→ WORK REQUIRED: In the listing below, locate the lines bearing the word "ylabel". Copy every one of them.

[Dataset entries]
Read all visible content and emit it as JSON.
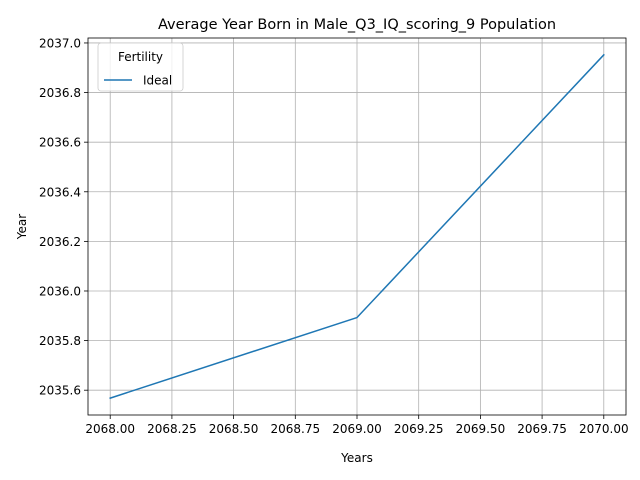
{
  "chart_data": {
    "type": "line",
    "title": "Average Year Born in Male_Q3_IQ_scoring_9 Population",
    "xlabel": "Years",
    "ylabel": "Year",
    "xlim": [
      2067.91,
      2070.09
    ],
    "ylim": [
      2035.5,
      2037.02
    ],
    "xticks": [
      2068.0,
      2068.25,
      2068.5,
      2068.75,
      2069.0,
      2069.25,
      2069.5,
      2069.75,
      2070.0
    ],
    "xtick_labels": [
      "2068.00",
      "2068.25",
      "2068.50",
      "2068.75",
      "2069.00",
      "2069.25",
      "2069.50",
      "2069.75",
      "2070.00"
    ],
    "yticks": [
      2035.6,
      2035.8,
      2036.0,
      2036.2,
      2036.4,
      2036.6,
      2036.8,
      2037.0
    ],
    "ytick_labels": [
      "2035.6",
      "2035.8",
      "2036.0",
      "2036.2",
      "2036.4",
      "2036.6",
      "2036.8",
      "2037.0"
    ],
    "grid": true,
    "legend": {
      "title": "Fertility",
      "placement": "top-left"
    },
    "series": [
      {
        "name": "Ideal",
        "color": "#1f77b4",
        "x": [
          2068,
          2069,
          2070
        ],
        "y": [
          2035.568,
          2035.893,
          2036.952
        ]
      }
    ]
  }
}
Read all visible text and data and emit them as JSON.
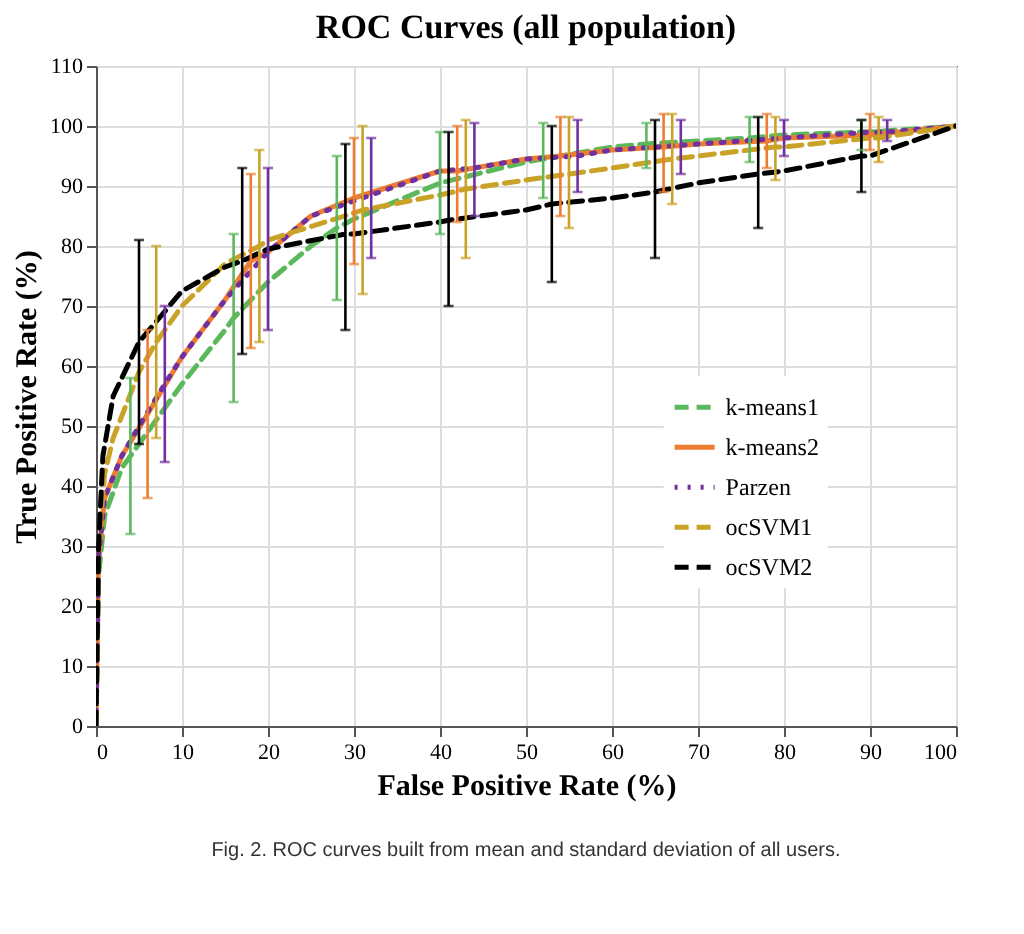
{
  "chart_data": {
    "type": "line",
    "title": "ROC Curves (all population)",
    "xlabel": "False Positive Rate (%)",
    "ylabel": "True Positive Rate (%)",
    "xlim": [
      0,
      100
    ],
    "xticks": [
      0,
      10,
      20,
      30,
      40,
      50,
      60,
      70,
      80,
      90,
      100
    ],
    "ylim": [
      0,
      110
    ],
    "yticks": [
      0,
      10,
      20,
      30,
      40,
      50,
      60,
      70,
      80,
      90,
      100,
      110
    ],
    "grid": true,
    "legend": "right",
    "annotations": [
      "Fig. 2.  ROC curves built from mean and standard deviation of all users."
    ],
    "series": [
      {
        "name": "k-means1",
        "color": "#5cb85c",
        "line_style": "dashed",
        "x": [
          0,
          0.3,
          1,
          3,
          4,
          5,
          10,
          15,
          16,
          20,
          25,
          28,
          30,
          40,
          50,
          52,
          60,
          64,
          70,
          76,
          80,
          89,
          90,
          100
        ],
        "values": [
          0,
          25,
          35,
          43,
          45,
          47,
          57,
          66,
          68,
          74,
          80,
          83,
          84.5,
          90.5,
          94,
          94.5,
          96.5,
          97,
          97.5,
          98,
          98.5,
          99,
          99,
          100
        ],
        "errors": [
          null,
          null,
          null,
          null,
          [
            32,
            58
          ],
          null,
          null,
          null,
          [
            54,
            82
          ],
          null,
          null,
          [
            71,
            95
          ],
          null,
          [
            82,
            99
          ],
          null,
          [
            88,
            100.5
          ],
          null,
          [
            93,
            100.5
          ],
          null,
          [
            94,
            101.5
          ],
          null,
          [
            96,
            101
          ],
          null,
          null
        ]
      },
      {
        "name": "k-means2",
        "color": "#ed7d31",
        "line_style": "solid",
        "x": [
          0,
          0.3,
          1,
          3,
          6,
          10,
          15,
          18,
          20,
          25,
          30,
          40,
          42,
          50,
          54,
          60,
          66,
          70,
          78,
          80,
          90,
          100
        ],
        "values": [
          0,
          28,
          38,
          45,
          52,
          61.5,
          71,
          77.5,
          79,
          85,
          88,
          92.5,
          92.5,
          94.5,
          95,
          96,
          96.5,
          97,
          97.5,
          98,
          98.5,
          100
        ],
        "errors": [
          null,
          null,
          null,
          null,
          [
            38,
            66
          ],
          null,
          null,
          [
            63,
            92
          ],
          null,
          null,
          [
            77,
            98
          ],
          null,
          [
            84,
            100
          ],
          null,
          [
            85,
            101.5
          ],
          null,
          [
            89,
            102
          ],
          null,
          [
            93,
            102
          ],
          null,
          [
            96,
            102
          ],
          null
        ]
      },
      {
        "name": "Parzen",
        "color": "#7030a0",
        "line_style": "dotted",
        "x": [
          0,
          0.3,
          1,
          3,
          5,
          8,
          10,
          15,
          20,
          25,
          32,
          40,
          44,
          50,
          56,
          60,
          68,
          70,
          80,
          90,
          92,
          100
        ],
        "values": [
          0,
          28,
          38,
          45,
          50,
          57,
          61.5,
          71,
          79,
          85,
          88.5,
          92.5,
          93,
          94.5,
          95,
          96,
          96.8,
          97,
          98,
          99,
          99,
          100
        ],
        "errors": [
          null,
          null,
          null,
          null,
          null,
          [
            44,
            70
          ],
          null,
          null,
          [
            66,
            93
          ],
          null,
          [
            78,
            98
          ],
          null,
          [
            85,
            100.5
          ],
          null,
          [
            89,
            101
          ],
          null,
          [
            92,
            101
          ],
          null,
          [
            95,
            101
          ],
          null,
          [
            97.5,
            101
          ],
          null
        ]
      },
      {
        "name": "ocSVM1",
        "color": "#c9a227",
        "line_style": "dashed",
        "x": [
          0,
          0.3,
          1,
          2,
          5,
          7,
          10,
          15,
          19,
          20,
          30,
          31,
          40,
          43,
          50,
          55,
          60,
          67,
          70,
          79,
          80,
          90,
          91,
          100
        ],
        "values": [
          0,
          30,
          42,
          48,
          59,
          64,
          70,
          77,
          80,
          81,
          85.5,
          86,
          88.5,
          89.5,
          91,
          92,
          93,
          94.5,
          95,
          96.5,
          96.5,
          98,
          98,
          100
        ],
        "errors": [
          null,
          null,
          null,
          null,
          null,
          [
            48,
            80
          ],
          null,
          null,
          [
            64,
            96
          ],
          null,
          null,
          [
            72,
            100
          ],
          null,
          [
            78,
            101
          ],
          null,
          [
            83,
            101.5
          ],
          null,
          [
            87,
            102
          ],
          null,
          [
            91,
            101.5
          ],
          null,
          null,
          [
            94,
            101.5
          ],
          null
        ]
      },
      {
        "name": "ocSVM2",
        "color": "#000000",
        "line_style": "dashed",
        "x": [
          0,
          0.3,
          0.8,
          2,
          5,
          10,
          15,
          17,
          20,
          29,
          30,
          40,
          41,
          50,
          53,
          60,
          65,
          70,
          77,
          80,
          89,
          90,
          100
        ],
        "values": [
          0,
          30,
          45,
          55,
          64,
          72.5,
          76.5,
          77.5,
          79.5,
          82,
          82,
          84,
          84.3,
          86,
          87,
          88,
          89,
          90.5,
          92,
          92.5,
          95,
          95,
          100
        ],
        "errors": [
          null,
          null,
          null,
          null,
          [
            47,
            81
          ],
          null,
          null,
          [
            62,
            93
          ],
          null,
          [
            66,
            97
          ],
          null,
          null,
          [
            70,
            99
          ],
          null,
          [
            74,
            100
          ],
          null,
          [
            78,
            101
          ],
          null,
          [
            83,
            101.5
          ],
          null,
          [
            89,
            101
          ],
          null,
          null
        ]
      }
    ]
  }
}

→ FULL OUTPUT:
    "ylabel": "Year",
    "ylabel": "True Positive Rate (%)",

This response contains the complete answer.